Copy out every line exactly as given.

-- START Supplied records --

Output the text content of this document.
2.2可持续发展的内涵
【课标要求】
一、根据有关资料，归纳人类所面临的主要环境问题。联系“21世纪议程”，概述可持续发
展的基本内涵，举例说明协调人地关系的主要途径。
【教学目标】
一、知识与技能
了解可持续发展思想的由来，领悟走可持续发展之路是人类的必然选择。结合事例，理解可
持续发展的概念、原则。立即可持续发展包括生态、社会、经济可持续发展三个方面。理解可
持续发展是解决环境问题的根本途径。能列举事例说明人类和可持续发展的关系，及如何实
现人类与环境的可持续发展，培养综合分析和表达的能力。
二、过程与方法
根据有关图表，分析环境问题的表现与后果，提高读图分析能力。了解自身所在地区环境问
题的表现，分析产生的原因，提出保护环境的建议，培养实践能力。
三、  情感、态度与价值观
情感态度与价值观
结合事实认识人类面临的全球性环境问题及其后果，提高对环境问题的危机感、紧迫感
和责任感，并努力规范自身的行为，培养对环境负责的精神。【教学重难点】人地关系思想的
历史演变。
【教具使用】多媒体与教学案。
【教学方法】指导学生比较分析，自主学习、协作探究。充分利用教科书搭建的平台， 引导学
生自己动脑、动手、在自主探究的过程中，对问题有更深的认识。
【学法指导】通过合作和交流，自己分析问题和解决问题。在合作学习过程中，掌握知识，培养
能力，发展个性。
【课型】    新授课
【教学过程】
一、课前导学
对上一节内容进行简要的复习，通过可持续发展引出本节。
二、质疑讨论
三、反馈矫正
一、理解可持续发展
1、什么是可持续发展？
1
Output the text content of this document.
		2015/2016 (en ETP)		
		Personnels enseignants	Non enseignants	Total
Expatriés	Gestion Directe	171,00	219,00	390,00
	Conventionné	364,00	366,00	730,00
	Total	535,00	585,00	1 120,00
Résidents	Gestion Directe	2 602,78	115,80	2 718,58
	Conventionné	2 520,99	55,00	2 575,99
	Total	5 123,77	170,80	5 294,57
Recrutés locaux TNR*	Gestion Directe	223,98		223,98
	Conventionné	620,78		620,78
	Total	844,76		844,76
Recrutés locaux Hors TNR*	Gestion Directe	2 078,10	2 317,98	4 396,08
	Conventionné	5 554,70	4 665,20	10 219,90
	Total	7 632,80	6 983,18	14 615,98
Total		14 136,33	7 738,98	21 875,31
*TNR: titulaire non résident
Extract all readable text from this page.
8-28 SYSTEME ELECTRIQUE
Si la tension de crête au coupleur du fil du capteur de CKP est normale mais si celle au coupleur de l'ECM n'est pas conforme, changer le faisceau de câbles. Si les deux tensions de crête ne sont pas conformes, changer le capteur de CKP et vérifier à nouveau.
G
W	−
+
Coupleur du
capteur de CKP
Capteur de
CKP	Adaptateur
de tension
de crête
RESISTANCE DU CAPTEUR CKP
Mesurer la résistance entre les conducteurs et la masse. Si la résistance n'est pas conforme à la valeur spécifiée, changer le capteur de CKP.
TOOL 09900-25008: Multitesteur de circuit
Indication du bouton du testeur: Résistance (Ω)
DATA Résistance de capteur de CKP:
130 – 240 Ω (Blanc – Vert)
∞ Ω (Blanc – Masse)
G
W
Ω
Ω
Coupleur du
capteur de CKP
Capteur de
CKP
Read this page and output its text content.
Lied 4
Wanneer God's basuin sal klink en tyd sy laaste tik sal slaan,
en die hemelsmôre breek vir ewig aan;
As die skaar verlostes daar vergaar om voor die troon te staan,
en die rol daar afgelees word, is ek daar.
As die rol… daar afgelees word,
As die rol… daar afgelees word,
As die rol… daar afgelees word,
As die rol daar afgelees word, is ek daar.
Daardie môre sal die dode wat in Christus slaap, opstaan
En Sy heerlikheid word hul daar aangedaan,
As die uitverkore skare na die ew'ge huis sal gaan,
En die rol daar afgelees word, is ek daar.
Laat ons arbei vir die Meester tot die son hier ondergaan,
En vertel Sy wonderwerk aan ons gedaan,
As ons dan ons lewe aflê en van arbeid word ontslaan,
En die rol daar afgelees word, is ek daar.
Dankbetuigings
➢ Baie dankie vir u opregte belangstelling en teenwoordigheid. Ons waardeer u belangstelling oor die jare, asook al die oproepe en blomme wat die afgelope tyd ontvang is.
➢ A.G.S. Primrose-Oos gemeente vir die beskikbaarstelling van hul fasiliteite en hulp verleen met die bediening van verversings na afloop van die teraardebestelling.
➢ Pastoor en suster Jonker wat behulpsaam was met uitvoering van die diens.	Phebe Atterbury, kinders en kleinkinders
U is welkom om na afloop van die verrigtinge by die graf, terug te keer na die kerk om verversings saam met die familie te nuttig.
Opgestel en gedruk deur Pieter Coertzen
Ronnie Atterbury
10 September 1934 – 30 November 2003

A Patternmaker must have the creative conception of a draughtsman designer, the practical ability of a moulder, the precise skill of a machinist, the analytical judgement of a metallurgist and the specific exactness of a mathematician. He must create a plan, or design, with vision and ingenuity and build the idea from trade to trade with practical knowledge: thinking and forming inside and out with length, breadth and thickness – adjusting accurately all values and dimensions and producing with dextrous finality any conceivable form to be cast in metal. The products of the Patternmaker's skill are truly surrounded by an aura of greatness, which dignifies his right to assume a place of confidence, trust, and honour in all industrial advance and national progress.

-- END Supplied records --

Final result:
Output the text content of this document.
2.2可持续发展的内涵
【课标要求】
一、根据有关资料，归纳人类所面临的主要环境问题。联系“21世纪议程”，概述可持续发
展的基本内涵，举例说明协调人地关系的主要途径。
【教学目标】
一、知识与技能
了解可持续发展思想的由来，领悟走可持续发展之路是人类的必然选择。结合事例，理解可
持续发展的概念、原则。立即可持续发展包括生态、社会、经济可持续发展三个方面。理解可
持续发展是解决环境问题的根本途径。能列举事例说明人类和可持续发展的关系，及如何实
现人类与环境的可持续发展，培养综合分析和表达的能力。
二、过程与方法
根据有关图表，分析环境问题的表现与后果，提高读图分析能力。了解自身所在地区环境问
题的表现，分析产生的原因，提出保护环境的建议，培养实践能力。
三、  情感、态度与价值观
情感态度与价值观
结合事实认识人类面临的全球性环境问题及其后果，提高对环境问题的危机感、紧迫感
和责任感，并努力规范自身的行为，培养对环境负责的精神。【教学重难点】人地关系思想的
历史演变。
【教具使用】多媒体与教学案。
【教学方法】指导学生比较分析，自主学习、协作探究。充分利用教科书搭建的平台， 引导学
生自己动脑、动手、在自主探究的过程中，对问题有更深的认识。
【学法指导】通过合作和交流，自己分析问题和解决问题。在合作学习过程中，掌握知识，培养
能力，发展个性。
【课型】    新授课
【教学过程】
一、课前导学
对上一节内容进行简要的复习，通过可持续发展引出本节。
二、质疑讨论
三、反馈矫正
一、理解可持续发展
1、什么是可持续发展？
1
Output the text content of this document.
		2015/2016 (en ETP)		
		Personnels enseignants	Non enseignants	Total
Expatriés	Gestion Directe	171,00	219,00	390,00
	Conventionné	364,00	366,00	730,00
	Total	535,00	585,00	1 120,00
Résidents	Gestion Directe	2 602,78	115,80	2 718,58
	Conventionné	2 520,99	55,00	2 575,99
	Total	5 123,77	170,80	5 294,57
Recrutés locaux TNR*	Gestion Directe	223,98		223,98
	Conventionné	620,78		620,78
	Total	844,76		844,76
Recrutés locaux Hors TNR*	Gestion Directe	2 078,10	2 317,98	4 396,08
	Conventionné	5 554,70	4 665,20	10 219,90
	Total	7 632,80	6 983,18	14 615,98
Total		14 136,33	7 738,98	21 875,31
*TNR: titulaire non résident
Extract all readable text from this page.
8-28 SYSTEME ELECTRIQUE
Si la tension de crête au coupleur du fil du capteur de CKP est normale mais si celle au coupleur de l'ECM n'est pas conforme, changer le faisceau de câbles. Si les deux tensions de crête ne sont pas conformes, changer le capteur de CKP et vérifier à nouveau.
G
W	−
+
Coupleur du
capteur de CKP
Capteur de
CKP	Adaptateur
de tension
de crête
RESISTANCE DU CAPTEUR CKP
Mesurer la résistance entre les conducteurs et la masse. Si la résistance n'est pas conforme à la valeur spécifiée, changer le capteur de CKP.
TOOL 09900-25008: Multitesteur de circuit
Indication du bouton du testeur: Résistance (Ω)
DATA Résistance de capteur de CKP:
130 – 240 Ω (Blanc – Vert)
∞ Ω (Blanc – Masse)
G
W
Ω
Ω
Coupleur du
capteur de CKP
Capteur de
CKP
Read this page and output its text content.
Lied 4
Wanneer God's basuin sal klink en tyd sy laaste tik sal slaan,
en die hemelsmôre breek vir ewig aan;
As die skaar verlostes daar vergaar om voor die troon te staan,
en die rol daar afgelees word, is ek daar.
As die rol… daar afgelees word,
As die rol… daar afgelees word,
As die rol… daar afgelees word,
As die rol daar afgelees word, is ek daar.
Daardie môre sal die dode wat in Christus slaap, opstaan
En Sy heerlikheid word hul daar aangedaan,
As die uitverkore skare na die ew'ge huis sal gaan,
En die rol daar afgelees word, is ek daar.
Laat ons arbei vir die Meester tot die son hier ondergaan,
En vertel Sy wonderwerk aan ons gedaan,
As ons dan ons lewe aflê en van arbeid word ontslaan,
En die rol daar afgelees word, is ek daar.
Dankbetuigings
➢ Baie dankie vir u opregte belangstelling en teenwoordigheid. Ons waardeer u belangstelling oor die jare, asook al die oproepe en blomme wat die afgelope tyd ontvang is.
➢ A.G.S. Primrose-Oos gemeente vir die beskikbaarstelling van hul fasiliteite en hulp verleen met die bediening van verversings na afloop van die teraardebestelling.
➢ Pastoor en suster Jonker wat behulpsaam was met uitvoering van die diens.	Phebe Atterbury, kinders en kleinkinders
U is welkom om na afloop van die verrigtinge by die graf, terug te keer na die kerk om verversings saam met die familie te nuttig.
Opgestel en gedruk deur Pieter Coertzen
Ronnie Atterbury
10 September 1934 – 30 November 2003

A Patternmaker must have the creative conception of a draughtsman designer, the practical ability of a moulder, the precise skill of a machinist, the analytical judgement of a metallurgist and the specific exactness of a mathematician. He must create a plan, or design, with vision and ingenuity and build the idea from trade to trade with practical knowledge: thinking and forming inside and out with length, breadth and thickness – adjusting accurately all values and dimensions and producing with dextrous finality any conceivable form to be cast in metal. The products of the Patternmaker's skill are truly surrounded by an aura of greatness, which dignifies his right to assume a place of confidence, trust, and honour in all industrial advance and national progress.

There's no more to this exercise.